What you are asked to do: Reproduce the records below exactly as given.

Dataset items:
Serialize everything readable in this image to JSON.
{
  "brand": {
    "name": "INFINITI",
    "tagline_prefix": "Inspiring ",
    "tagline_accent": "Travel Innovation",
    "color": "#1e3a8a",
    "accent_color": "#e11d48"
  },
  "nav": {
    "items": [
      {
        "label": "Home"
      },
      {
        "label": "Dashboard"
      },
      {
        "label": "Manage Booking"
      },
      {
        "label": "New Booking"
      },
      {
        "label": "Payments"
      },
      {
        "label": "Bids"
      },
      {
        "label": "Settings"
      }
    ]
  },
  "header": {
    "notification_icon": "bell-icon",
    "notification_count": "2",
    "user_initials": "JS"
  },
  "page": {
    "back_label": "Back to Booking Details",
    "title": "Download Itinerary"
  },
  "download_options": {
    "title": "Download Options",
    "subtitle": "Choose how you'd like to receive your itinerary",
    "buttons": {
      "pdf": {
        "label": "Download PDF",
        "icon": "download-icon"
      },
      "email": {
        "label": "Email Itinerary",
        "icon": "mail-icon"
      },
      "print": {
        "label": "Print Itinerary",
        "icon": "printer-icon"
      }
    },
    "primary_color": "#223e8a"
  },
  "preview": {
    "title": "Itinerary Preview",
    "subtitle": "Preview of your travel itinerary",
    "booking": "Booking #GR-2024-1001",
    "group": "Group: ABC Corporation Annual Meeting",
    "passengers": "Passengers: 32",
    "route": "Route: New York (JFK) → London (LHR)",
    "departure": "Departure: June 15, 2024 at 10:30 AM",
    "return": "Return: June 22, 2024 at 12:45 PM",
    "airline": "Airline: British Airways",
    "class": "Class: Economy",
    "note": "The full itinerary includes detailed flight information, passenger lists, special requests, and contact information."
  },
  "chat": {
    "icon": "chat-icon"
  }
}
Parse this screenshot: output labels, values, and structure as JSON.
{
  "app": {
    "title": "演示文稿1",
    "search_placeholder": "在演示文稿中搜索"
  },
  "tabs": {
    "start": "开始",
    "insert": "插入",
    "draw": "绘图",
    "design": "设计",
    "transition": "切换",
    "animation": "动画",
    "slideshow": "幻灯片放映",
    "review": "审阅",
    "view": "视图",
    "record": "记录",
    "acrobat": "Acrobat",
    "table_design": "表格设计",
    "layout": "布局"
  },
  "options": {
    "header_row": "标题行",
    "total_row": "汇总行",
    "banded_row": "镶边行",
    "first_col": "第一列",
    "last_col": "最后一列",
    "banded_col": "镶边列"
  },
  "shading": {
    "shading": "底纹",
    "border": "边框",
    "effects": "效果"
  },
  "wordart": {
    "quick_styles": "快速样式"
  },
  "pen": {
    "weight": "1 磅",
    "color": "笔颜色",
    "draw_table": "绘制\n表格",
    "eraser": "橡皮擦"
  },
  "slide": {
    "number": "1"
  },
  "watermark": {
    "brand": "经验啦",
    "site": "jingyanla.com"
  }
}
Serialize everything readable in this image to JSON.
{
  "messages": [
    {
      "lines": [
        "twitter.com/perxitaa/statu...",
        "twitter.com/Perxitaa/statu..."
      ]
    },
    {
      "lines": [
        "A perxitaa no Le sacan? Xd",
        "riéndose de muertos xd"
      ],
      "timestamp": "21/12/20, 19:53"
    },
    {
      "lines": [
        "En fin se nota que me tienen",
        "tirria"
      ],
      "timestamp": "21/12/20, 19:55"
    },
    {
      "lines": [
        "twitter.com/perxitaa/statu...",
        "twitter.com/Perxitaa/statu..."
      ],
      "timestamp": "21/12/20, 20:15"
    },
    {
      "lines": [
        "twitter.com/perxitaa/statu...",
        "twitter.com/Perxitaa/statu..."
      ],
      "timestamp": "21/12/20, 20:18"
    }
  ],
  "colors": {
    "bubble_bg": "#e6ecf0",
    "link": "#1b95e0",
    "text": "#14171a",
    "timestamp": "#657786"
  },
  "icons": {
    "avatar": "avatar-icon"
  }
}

Result of this task:
Serialize everything readable in this image to JSON.
{
  "brand": {
    "name": "INFINITI",
    "tagline_prefix": "Inspiring ",
    "tagline_accent": "Travel Innovation",
    "color": "#1e3a8a",
    "accent_color": "#e11d48"
  },
  "nav": {
    "items": [
      {
        "label": "Home"
      },
      {
        "label": "Dashboard"
      },
      {
        "label": "Manage Booking"
      },
      {
        "label": "New Booking"
      },
      {
        "label": "Payments"
      },
      {
        "label": "Bids"
      },
      {
        "label": "Settings"
      }
    ]
  },
  "header": {
    "notification_icon": "bell-icon",
    "notification_count": "2",
    "user_initials": "JS"
  },
  "page": {
    "back_label": "Back to Booking Details",
    "title": "Download Itinerary"
  },
  "download_options": {
    "title": "Download Options",
    "subtitle": "Choose how you'd like to receive your itinerary",
    "buttons": {
      "pdf": {
        "label": "Download PDF",
        "icon": "download-icon"
      },
      "email": {
        "label": "Email Itinerary",
        "icon": "mail-icon"
      },
      "print": {
        "label": "Print Itinerary",
        "icon": "printer-icon"
      }
    },
    "primary_color": "#223e8a"
  },
  "preview": {
    "title": "Itinerary Preview",
    "subtitle": "Preview of your travel itinerary",
    "booking": "Booking #GR-2024-1001",
    "group": "Group: ABC Corporation Annual Meeting",
    "passengers": "Passengers: 32",
    "route": "Route: New York (JFK) → London (LHR)",
    "departure": "Departure: June 15, 2024 at 10:30 AM",
    "return": "Return: June 22, 2024 at 12:45 PM",
    "airline": "Airline: British Airways",
    "class": "Class: Economy",
    "note": "The full itinerary includes detailed flight information, passenger lists, special requests, and contact information."
  },
  "chat": {
    "icon": "chat-icon"
  }
}
Parse this screenshot: output labels, values, and structure as JSON.
{
  "app": {
    "title": "演示文稿1",
    "search_placeholder": "在演示文稿中搜索"
  },
  "tabs": {
    "start": "开始",
    "insert": "插入",
    "draw": "绘图",
    "design": "设计",
    "transition": "切换",
    "animation": "动画",
    "slideshow": "幻灯片放映",
    "review": "审阅",
    "view": "视图",
    "record": "记录",
    "acrobat": "Acrobat",
    "table_design": "表格设计",
    "layout": "布局"
  },
  "options": {
    "header_row": "标题行",
    "total_row": "汇总行",
    "banded_row": "镶边行",
    "first_col": "第一列",
    "last_col": "最后一列",
    "banded_col": "镶边列"
  },
  "shading": {
    "shading": "底纹",
    "border": "边框",
    "effects": "效果"
  },
  "wordart": {
    "quick_styles": "快速样式"
  },
  "pen": {
    "weight": "1 磅",
    "color": "笔颜色",
    "draw_table": "绘制\n表格",
    "eraser": "橡皮擦"
  },
  "slide": {
    "number": "1"
  },
  "watermark": {
    "brand": "经验啦",
    "site": "jingyanla.com"
  }
}
Serialize everything readable in this image to JSON.
{
  "messages": [
    {
      "lines": [
        "twitter.com/perxitaa/statu...",
        "twitter.com/Perxitaa/statu..."
      ]
    },
    {
      "lines": [
        "A perxitaa no Le sacan? Xd",
        "riéndose de muertos xd"
      ],
      "timestamp": "21/12/20, 19:53"
    },
    {
      "lines": [
        "En fin se nota que me tienen",
        "tirria"
      ],
      "timestamp": "21/12/20, 19:55"
    },
    {
      "lines": [
        "twitter.com/perxitaa/statu...",
        "twitter.com/Perxitaa/statu..."
      ],
      "timestamp": "21/12/20, 20:15"
    },
    {
      "lines": [
        "twitter.com/perxitaa/statu...",
        "twitter.com/Perxitaa/statu..."
      ],
      "timestamp": "21/12/20, 20:18"
    }
  ],
  "colors": {
    "bubble_bg": "#e6ecf0",
    "link": "#1b95e0",
    "text": "#14171a",
    "timestamp": "#657786"
  },
  "icons": {
    "avatar": "avatar-icon"
  }
}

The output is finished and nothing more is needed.